WORK INSTRUCTIONS - Check each line of the data below for the word "去年以来", then extract the ones that have it.
-- START TASK INPUT --
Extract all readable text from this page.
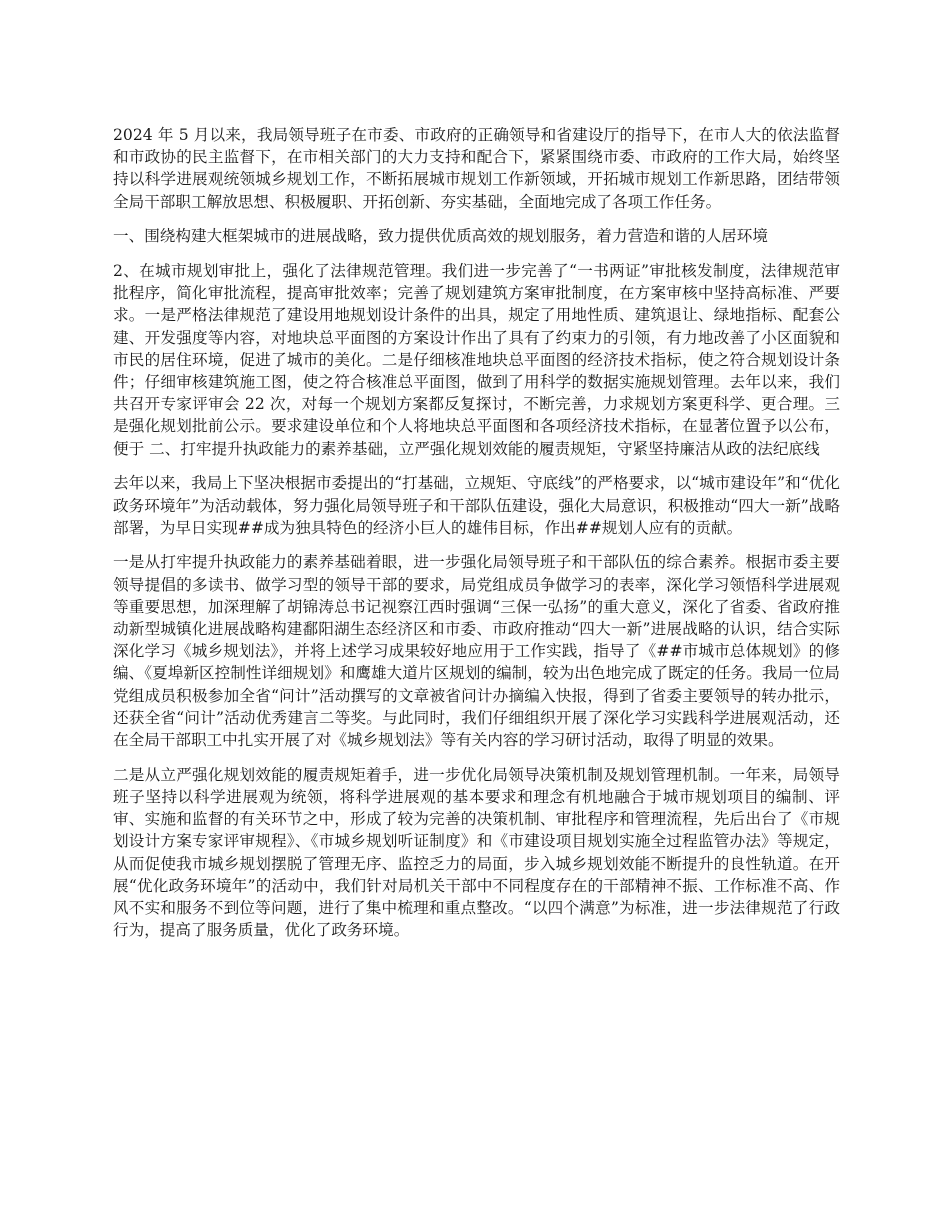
2024 年 5 月以来，我局领导班子在市委、市政府的正确领导和省建设厅的指导下，在市人大的依法监督和市政协的民主监督下，在市相关部门的大力支持和配合下，紧紧围绕市委、市政府的工作大局，始终坚持以科学进展观统领城乡规划工作，不断拓展城市规划工作新领域，开拓城市规划工作新思路，团结带领全局干部职工解放思想、积极履职、开拓创新、夯实基础，全面地完成了各项工作任务。

一、围绕构建大框架城市的进展战略，致力提供优质高效的规划服务，着力营造和谐的人居环境

2、在城市规划审批上，强化了法律规范管理。我们进一步完善了“一书两证”审批核发制度，法律规范审批程序，简化审批流程，提高审批效率；完善了规划建筑方案审批制度，在方案审核中坚持高标准、严要求。一是严格法律规范了建设用地规划设计条件的出具，规定了用地性质、建筑退让、绿地指标、配套公建、开发强度等内容，对地块总平面图的方案设计作出了具有了约束力的引领，有力地改善了小区面貌和市民的居住环境，促进了城市的美化。二是仔细核准地块总平面图的经济技术指标，使之符合规划设计条件；仔细审核建筑施工图，使之符合核准总平面图，做到了用科学的数据实施规划管理。去年以来，我们共召开专家评审会 22 次，对每一个规划方案都反复探讨，不断完善，力求规划方案更科学、更合理。三是强化规划批前公示。要求建设单位和个人将地块总平面图和各项经济技术指标，在显著位置予以公布，便于 二、打牢提升执政能力的素养基础，立严强化规划效能的履责规矩，守紧坚持廉洁从政的法纪底线

去年以来，我局上下坚决根据市委提出的“打基础，立规矩、守底线”的严格要求，以“城市建设年”和“优化政务环境年”为活动载体，努力强化局领导班子和干部队伍建设，强化大局意识，积极推动“四大一新”战略部署，为早日实现##成为独具特色的经济小巨人的雄伟目标，作出##规划人应有的贡献。

一是从打牢提升执政能力的素养基础着眼，进一步强化局领导班子和干部队伍的综合素养。根据市委主要领导提倡的多读书、做学习型的领导干部的要求，局党组成员争做学习的表率，深化学习领悟科学进展观等重要思想，加深理解了胡锦涛总书记视察江西时强调“三保一弘扬”的重大意义，深化了省委、省政府推动新型城镇化进展战略构建鄱阳湖生态经济区和市委、市政府推动“四大一新”进展战略的认识，结合实际深化学习《城乡规划法》，并将上述学习成果较好地应用于工作实践，指导了《##市城市总体规划》的修编、《夏埠新区控制性详细规划》和鹰雄大道片区规划的编制，较为出色地完成了既定的任务。我局一位局党组成员积极参加全省“问计”活动撰写的文章被省问计办摘编入快报，得到了省委主要领导的转办批示，还获全省“问计”活动优秀建言二等奖。与此同时，我们仔细组织开展了深化学习实践科学进展观活动，还在全局干部职工中扎实开展了对《城乡规划法》等有关内容的学习研讨活动，取得了明显的效果。

二是从立严强化规划效能的履责规矩着手，进一步优化局领导决策机制及规划管理机制。一年来，局领导班子坚持以科学进展观为统领，将科学进展观的基本要求和理念有机地融合于城市规划项目的编制、评审、实施和监督的有关环节之中，形成了较为完善的决策机制、审批程序和管理流程，先后出台了《市规划设计方案专家评审规程》、《市城乡规划听证制度》和《市建设项目规划实施全过程监管办法》等规定，从而促使我市城乡规划摆脱了管理无序、监控乏力的局面，步入城乡规划效能不断提升的良性轨道。在开展“优化政务环境年”的活动中，我们针对局机关干部中不同程度存在的干部精神不振、工作标准不高、作风不实和服务不到位等问题，进行了集中梳理和重点整改。“以四个满意”为标准，进一步法律规范了行政行为，提高了服务质量，优化了政务环境。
-- END TASK INPUT --
EXERCISE RESPONSE -
2、在城市规划审批上，强化了法律规范管理。我们进一步完善了“一书两证”审批核发制度，法律规范审批程序，简化审批流程，提高审批效率；完善了规划建筑方案审批制度，在方案审核中坚持高标准、严要求。一是严格法律规范了建设用地规划设计条件的出具，规定了用地性质、建筑退让、绿地指标、配套公建、开发强度等内容，对地块总平面图的方案设计作出了具有了约束力的引领，有力地改善了小区面貌和市民的居住环境，促进了城市的美化。二是仔细核准地块总平面图的经济技术指标，使之符合规划设计条件；仔细审核建筑施工图，使之符合核准总平面图，做到了用科学的数据实施规划管理。去年以来，我们共召开专家评审会 22 次，对每一个规划方案都反复探讨，不断完善，力求规划方案更科学、更合理。三是强化规划批前公示。要求建设单位和个人将地块总平面图和各项经济技术指标，在显著位置予以公布，便于 二、打牢提升执政能力的素养基础，立严强化规划效能的履责规矩，守紧坚持廉洁从政的法纪底线
去年以来，我局上下坚决根据市委提出的“打基础，立规矩、守底线”的严格要求，以“城市建设年”和“优化政务环境年”为活动载体，努力强化局领导班子和干部队伍建设，强化大局意识，积极推动“四大一新”战略部署，为早日实现##成为独具特色的经济小巨人的雄伟目标，作出##规划人应有的贡献。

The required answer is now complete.